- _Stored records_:
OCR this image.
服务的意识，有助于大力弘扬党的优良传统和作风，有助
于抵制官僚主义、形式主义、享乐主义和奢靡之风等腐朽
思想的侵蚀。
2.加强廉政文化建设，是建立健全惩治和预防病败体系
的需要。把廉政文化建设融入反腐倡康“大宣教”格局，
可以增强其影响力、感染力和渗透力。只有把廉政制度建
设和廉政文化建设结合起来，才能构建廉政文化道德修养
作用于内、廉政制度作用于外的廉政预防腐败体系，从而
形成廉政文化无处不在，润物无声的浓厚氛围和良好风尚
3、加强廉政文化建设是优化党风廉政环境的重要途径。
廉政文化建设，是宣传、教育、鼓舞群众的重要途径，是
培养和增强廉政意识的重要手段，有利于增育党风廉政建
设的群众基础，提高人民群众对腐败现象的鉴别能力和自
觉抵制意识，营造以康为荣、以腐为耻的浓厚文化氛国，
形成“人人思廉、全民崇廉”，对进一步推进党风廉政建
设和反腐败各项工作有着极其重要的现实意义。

- _Aim_: Print every entry exactly as written.

- _Result of the exercise_:
OCR this image.
服务的意识，有助于大力弘扬党的优良传统和作风，有助
于抵制官僚主义、形式主义、享乐主义和奢靡之风等腐朽
思想的侵蚀。
2.加强廉政文化建设，是建立健全惩治和预防病败体系
的需要。把廉政文化建设融入反腐倡康“大宣教”格局，
可以增强其影响力、感染力和渗透力。只有把廉政制度建
设和廉政文化建设结合起来，才能构建廉政文化道德修养
作用于内、廉政制度作用于外的廉政预防腐败体系，从而
形成廉政文化无处不在，润物无声的浓厚氛围和良好风尚
3、加强廉政文化建设是优化党风廉政环境的重要途径。
廉政文化建设，是宣传、教育、鼓舞群众的重要途径，是
培养和增强廉政意识的重要手段，有利于增育党风廉政建
设的群众基础，提高人民群众对腐败现象的鉴别能力和自
觉抵制意识，营造以康为荣、以腐为耻的浓厚文化氛国，
形成“人人思廉、全民崇廉”，对进一步推进党风廉政建
设和反腐败各项工作有着极其重要的现实意义。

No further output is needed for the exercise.